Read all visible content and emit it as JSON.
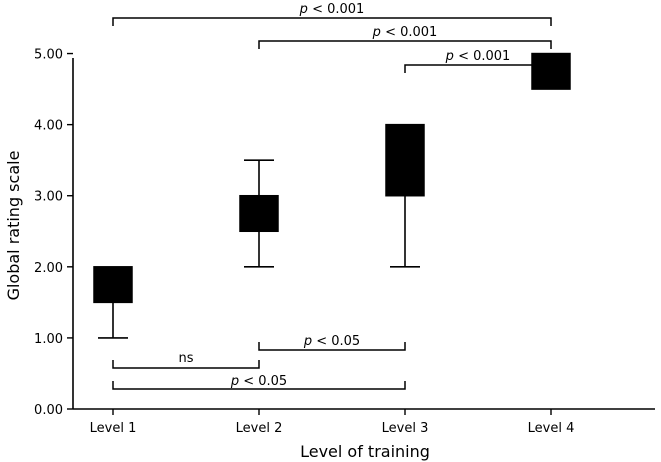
{
  "chart_data": {
    "type": "box",
    "xlabel": "Level of training",
    "ylabel": "Global rating scale",
    "categories": [
      "Level 1",
      "Level 2",
      "Level 3",
      "Level 4"
    ],
    "ylim": [
      0,
      5.5
    ],
    "yticks": [
      "0.00",
      "1.00",
      "2.00",
      "3.00",
      "4.00",
      "5.00"
    ],
    "ytick_values": [
      0,
      1,
      2,
      3,
      4,
      5
    ],
    "boxes": [
      {
        "category": "Level 1",
        "whisker_low": 1.0,
        "q1": 1.5,
        "q3": 2.0,
        "whisker_high": 2.0
      },
      {
        "category": "Level 2",
        "whisker_low": 2.0,
        "q1": 2.5,
        "q3": 3.0,
        "whisker_high": 3.5
      },
      {
        "category": "Level 3",
        "whisker_low": 2.0,
        "q1": 3.0,
        "q3": 4.0,
        "whisker_high": 4.0
      },
      {
        "category": "Level 4",
        "whisker_low": 4.5,
        "q1": 4.5,
        "q3": 5.0,
        "whisker_high": 5.0
      }
    ],
    "comparisons_top": [
      {
        "from": "Level 1",
        "to": "Level 4",
        "label_p": "p",
        "label_rest": " < 0.001"
      },
      {
        "from": "Level 2",
        "to": "Level 4",
        "label_p": "p",
        "label_rest": " < 0.001"
      },
      {
        "from": "Level 3",
        "to": "Level 4",
        "label_p": "p",
        "label_rest": " < 0.001"
      }
    ],
    "comparisons_bottom": [
      {
        "from": "Level 2",
        "to": "Level 3",
        "label_p": "p",
        "label_rest": " < 0.05"
      },
      {
        "from": "Level 1",
        "to": "Level 2",
        "label_p": "",
        "label_rest": "ns"
      },
      {
        "from": "Level 1",
        "to": "Level 3",
        "label_p": "p",
        "label_rest": " < 0.05"
      }
    ]
  }
}
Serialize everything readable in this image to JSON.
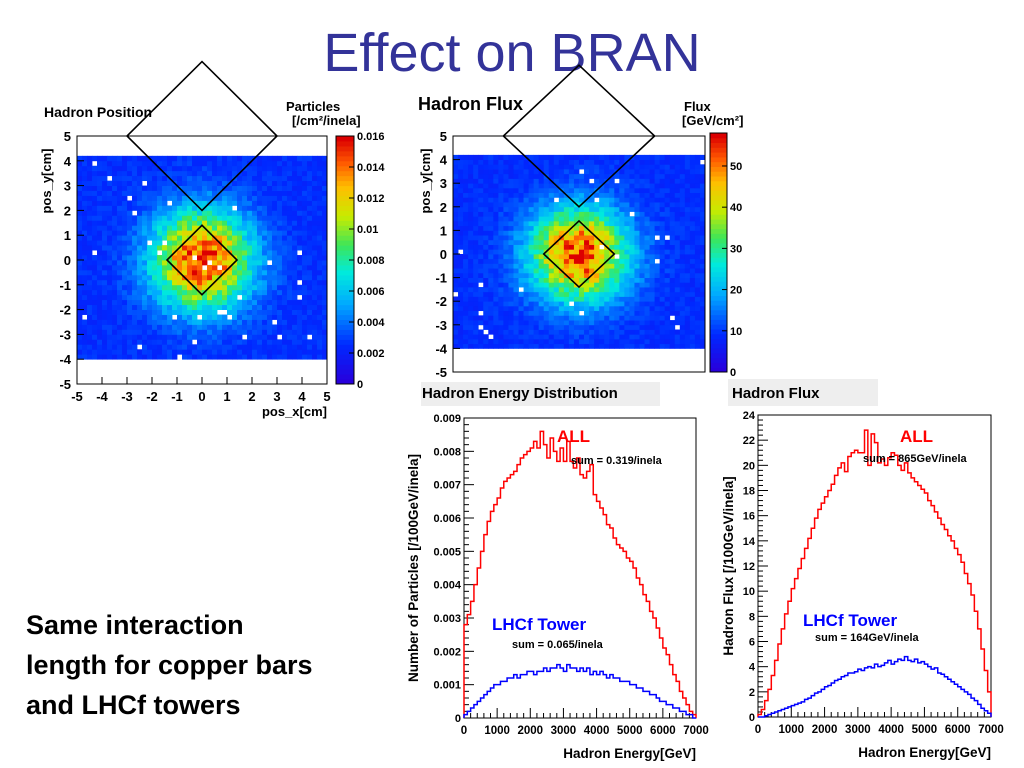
{
  "slide": {
    "title": "Effect on BRAN",
    "note_lines": [
      "Same interaction",
      "length for copper bars",
      "and LHCf towers"
    ]
  },
  "chart_data": [
    {
      "type": "heatmap",
      "title": "Hadron Position",
      "xlabel": "pos_x[cm]",
      "ylabel": "pos_y[cm]",
      "xlim": [
        -5,
        5
      ],
      "ylim": [
        -5,
        5
      ],
      "xticks": [
        "-5",
        "-4",
        "-3",
        "-2",
        "-1",
        "0",
        "1",
        "2",
        "3",
        "4",
        "5"
      ],
      "yticks": [
        "-5",
        "-4",
        "-3",
        "-2",
        "-1",
        "0",
        "1",
        "2",
        "3",
        "4",
        "5"
      ],
      "colorbar": {
        "label_line1": "Particles",
        "label_line2": "[/cm²/inela]",
        "range": [
          0,
          0.016
        ],
        "ticks": [
          "0",
          "0.002",
          "0.004",
          "0.006",
          "0.008",
          "0.01",
          "0.012",
          "0.014",
          "0.016"
        ]
      },
      "peak": 0.0155,
      "data_extent_y": [
        -4,
        4.2
      ]
    },
    {
      "type": "heatmap",
      "title": "Hadron Flux",
      "xlim": [
        -5,
        5
      ],
      "ylim": [
        -5,
        5
      ],
      "ylabel": "pos_y[cm]",
      "yticks": [
        "-5",
        "-4",
        "-3",
        "-2",
        "-1",
        "0",
        "1",
        "2",
        "3",
        "4",
        "5"
      ],
      "colorbar": {
        "label_line1": "Flux",
        "label_line2": "[GeV/cm²]",
        "range": [
          0,
          58
        ],
        "ticks": [
          "0",
          "10",
          "20",
          "30",
          "40",
          "50"
        ]
      },
      "peak": 55,
      "data_extent_y": [
        -4,
        4.2
      ]
    },
    {
      "type": "line",
      "title": "Hadron Energy Distribution",
      "xlabel": "Hadron Energy[GeV]",
      "ylabel": "Number of Particles [/100GeV/inela]",
      "xlim": [
        0,
        7000
      ],
      "ylim": [
        0,
        0.009
      ],
      "xticks": [
        "0",
        "1000",
        "2000",
        "3000",
        "4000",
        "5000",
        "6000",
        "7000"
      ],
      "yticks": [
        "0",
        "0.001",
        "0.002",
        "0.003",
        "0.004",
        "0.005",
        "0.006",
        "0.007",
        "0.008",
        "0.009"
      ],
      "bin_width": 100,
      "series": [
        {
          "name": "ALL",
          "annotation": "sum = 0.319/inela",
          "color": "#ff0000",
          "values": [
            0.0028,
            0.0031,
            0.0035,
            0.004,
            0.0045,
            0.005,
            0.0055,
            0.0059,
            0.0062,
            0.0064,
            0.0066,
            0.0069,
            0.0071,
            0.0072,
            0.0073,
            0.0074,
            0.0076,
            0.0078,
            0.0079,
            0.008,
            0.0081,
            0.0083,
            0.0081,
            0.0086,
            0.0082,
            0.0078,
            0.0084,
            0.008,
            0.0077,
            0.0081,
            0.0077,
            0.0083,
            0.0077,
            0.0075,
            0.0078,
            0.0073,
            0.0072,
            0.0074,
            0.0076,
            0.0067,
            0.0065,
            0.0063,
            0.0061,
            0.0058,
            0.0057,
            0.0054,
            0.0052,
            0.0051,
            0.005,
            0.0048,
            0.0047,
            0.0045,
            0.0042,
            0.004,
            0.0037,
            0.0035,
            0.0032,
            0.003,
            0.0027,
            0.0024,
            0.0021,
            0.0019,
            0.0016,
            0.0013,
            0.0011,
            0.0008,
            0.0006,
            0.0004,
            0.0002,
            0.0001
          ]
        },
        {
          "name": "LHCf Tower",
          "annotation": "sum = 0.065/inela",
          "color": "#0000ff",
          "values": [
            0.0001,
            0.0002,
            0.0003,
            0.0004,
            0.0005,
            0.0006,
            0.0007,
            0.0008,
            0.0009,
            0.001,
            0.001,
            0.0011,
            0.0011,
            0.0012,
            0.0012,
            0.0013,
            0.0012,
            0.0013,
            0.0013,
            0.0014,
            0.0014,
            0.0013,
            0.0014,
            0.0014,
            0.0015,
            0.0014,
            0.0015,
            0.0015,
            0.0016,
            0.0015,
            0.0014,
            0.0016,
            0.0015,
            0.0015,
            0.0014,
            0.0015,
            0.0014,
            0.0015,
            0.0013,
            0.0014,
            0.0013,
            0.0014,
            0.0013,
            0.0012,
            0.0013,
            0.0012,
            0.0012,
            0.0011,
            0.0011,
            0.0011,
            0.001,
            0.001,
            0.0009,
            0.0009,
            0.0008,
            0.0008,
            0.0007,
            0.0007,
            0.0006,
            0.0005,
            0.0005,
            0.0004,
            0.0004,
            0.0003,
            0.0003,
            0.0002,
            0.0002,
            0.0001,
            0.0001,
            0.0
          ]
        }
      ]
    },
    {
      "type": "line",
      "title": "Hadron Flux",
      "xlabel": "Hadron Energy[GeV]",
      "ylabel": "Hadron Flux [/100GeV/inela]",
      "xlim": [
        0,
        7000
      ],
      "ylim": [
        0,
        24
      ],
      "xticks": [
        "0",
        "1000",
        "2000",
        "3000",
        "4000",
        "5000",
        "6000",
        "7000"
      ],
      "yticks": [
        "0",
        "2",
        "4",
        "6",
        "8",
        "10",
        "12",
        "14",
        "16",
        "18",
        "20",
        "22",
        "24"
      ],
      "bin_width": 100,
      "series": [
        {
          "name": "ALL",
          "annotation": "sum = 865GeV/inela",
          "color": "#ff0000",
          "values": [
            0.2,
            0.6,
            1.3,
            2.2,
            3.3,
            4.5,
            5.8,
            7.0,
            8.2,
            9.2,
            10.2,
            11.0,
            11.8,
            12.6,
            13.4,
            14.2,
            15.0,
            15.8,
            16.5,
            17.0,
            17.5,
            18.0,
            18.5,
            19.2,
            19.8,
            20.2,
            19.5,
            20.7,
            21.0,
            21.2,
            21.0,
            21.0,
            22.8,
            20.0,
            22.5,
            21.8,
            20.2,
            20.5,
            20.0,
            20.6,
            21.0,
            20.8,
            20.0,
            19.6,
            20.2,
            19.4,
            19.0,
            18.7,
            18.4,
            18.1,
            17.8,
            17.2,
            16.8,
            16.3,
            15.8,
            15.3,
            14.9,
            14.4,
            14.0,
            13.4,
            12.9,
            12.3,
            11.4,
            10.6,
            9.7,
            8.4,
            7.0,
            5.4,
            3.7,
            2.0
          ]
        },
        {
          "name": "LHCf Tower",
          "annotation": "sum = 164GeV/inela",
          "color": "#0000ff",
          "values": [
            0.0,
            0.0,
            0.1,
            0.2,
            0.3,
            0.4,
            0.5,
            0.6,
            0.7,
            0.8,
            0.9,
            1.0,
            1.1,
            1.2,
            1.4,
            1.5,
            1.7,
            1.9,
            2.0,
            2.2,
            2.4,
            2.5,
            2.7,
            2.9,
            3.0,
            3.2,
            3.3,
            3.5,
            3.5,
            3.6,
            3.8,
            3.7,
            3.9,
            4.0,
            3.9,
            4.2,
            4.0,
            4.1,
            4.3,
            4.5,
            4.2,
            4.4,
            4.6,
            4.5,
            4.8,
            4.5,
            4.4,
            4.6,
            4.3,
            4.4,
            4.2,
            4.0,
            3.8,
            3.9,
            3.5,
            3.4,
            3.2,
            3.0,
            2.8,
            2.6,
            2.4,
            2.2,
            2.0,
            1.8,
            1.5,
            1.3,
            1.0,
            0.7,
            0.5,
            0.3
          ]
        }
      ]
    }
  ]
}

================

> _Prompt_
List all lines above in which the string "title" appears.

> _In response_
    "title": "Effect on BRAN",
      "title": "Hadron Position",
      "title": "Hadron Flux",
      "title": "Hadron Energy Distribution",
      "title": "Hadron Flux",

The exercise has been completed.